§ Written instruction: Tally the lines below that contain the word "округа", and give only that number.

§ Given data:
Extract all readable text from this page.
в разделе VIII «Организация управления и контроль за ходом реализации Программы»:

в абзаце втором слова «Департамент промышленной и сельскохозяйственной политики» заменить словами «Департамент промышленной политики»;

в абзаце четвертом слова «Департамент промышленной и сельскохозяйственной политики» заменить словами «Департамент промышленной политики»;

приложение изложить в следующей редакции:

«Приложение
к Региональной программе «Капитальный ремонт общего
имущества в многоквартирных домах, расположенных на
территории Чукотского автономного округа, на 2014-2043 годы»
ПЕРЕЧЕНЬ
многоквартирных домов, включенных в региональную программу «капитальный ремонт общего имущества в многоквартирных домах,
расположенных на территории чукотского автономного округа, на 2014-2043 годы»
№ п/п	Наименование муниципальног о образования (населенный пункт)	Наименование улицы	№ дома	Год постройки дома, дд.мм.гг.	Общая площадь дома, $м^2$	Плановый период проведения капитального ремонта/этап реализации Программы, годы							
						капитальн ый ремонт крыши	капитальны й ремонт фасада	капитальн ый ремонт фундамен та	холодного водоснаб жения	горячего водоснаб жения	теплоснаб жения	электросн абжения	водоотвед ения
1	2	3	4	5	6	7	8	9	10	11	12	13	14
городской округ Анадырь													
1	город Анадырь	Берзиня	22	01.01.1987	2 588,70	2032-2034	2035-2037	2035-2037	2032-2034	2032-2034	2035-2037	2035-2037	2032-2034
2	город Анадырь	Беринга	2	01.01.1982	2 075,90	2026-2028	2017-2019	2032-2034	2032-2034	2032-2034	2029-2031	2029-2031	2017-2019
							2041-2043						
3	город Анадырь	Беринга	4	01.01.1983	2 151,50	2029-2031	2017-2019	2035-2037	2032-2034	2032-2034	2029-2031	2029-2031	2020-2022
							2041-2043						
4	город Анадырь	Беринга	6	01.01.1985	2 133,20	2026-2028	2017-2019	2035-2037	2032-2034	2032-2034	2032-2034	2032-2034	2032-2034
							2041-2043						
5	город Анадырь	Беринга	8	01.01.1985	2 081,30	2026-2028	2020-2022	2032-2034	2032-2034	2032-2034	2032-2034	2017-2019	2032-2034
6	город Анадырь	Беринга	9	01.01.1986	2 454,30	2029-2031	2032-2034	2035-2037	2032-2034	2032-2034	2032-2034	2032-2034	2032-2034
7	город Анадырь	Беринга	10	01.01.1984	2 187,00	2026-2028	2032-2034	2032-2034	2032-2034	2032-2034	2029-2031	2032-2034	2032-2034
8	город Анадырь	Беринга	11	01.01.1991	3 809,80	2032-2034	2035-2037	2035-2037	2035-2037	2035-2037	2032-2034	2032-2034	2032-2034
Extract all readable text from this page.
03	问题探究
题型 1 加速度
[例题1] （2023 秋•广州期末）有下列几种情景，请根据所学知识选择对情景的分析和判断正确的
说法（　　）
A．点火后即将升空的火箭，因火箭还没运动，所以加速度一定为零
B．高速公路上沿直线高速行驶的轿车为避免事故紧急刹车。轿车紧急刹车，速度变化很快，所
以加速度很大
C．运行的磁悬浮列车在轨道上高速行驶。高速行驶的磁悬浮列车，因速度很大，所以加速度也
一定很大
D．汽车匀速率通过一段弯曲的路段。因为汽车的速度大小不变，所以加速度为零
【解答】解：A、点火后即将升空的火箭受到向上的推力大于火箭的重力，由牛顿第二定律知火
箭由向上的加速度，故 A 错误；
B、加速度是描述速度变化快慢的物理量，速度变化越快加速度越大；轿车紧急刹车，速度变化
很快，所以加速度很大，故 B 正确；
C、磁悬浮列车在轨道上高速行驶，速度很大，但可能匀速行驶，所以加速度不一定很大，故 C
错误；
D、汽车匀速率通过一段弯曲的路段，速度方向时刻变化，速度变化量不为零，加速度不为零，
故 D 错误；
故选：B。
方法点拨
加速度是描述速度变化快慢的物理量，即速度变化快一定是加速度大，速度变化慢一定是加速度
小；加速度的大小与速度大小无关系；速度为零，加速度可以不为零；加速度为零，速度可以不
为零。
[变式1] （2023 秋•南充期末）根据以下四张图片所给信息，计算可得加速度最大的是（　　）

§ Result of the exercise: 2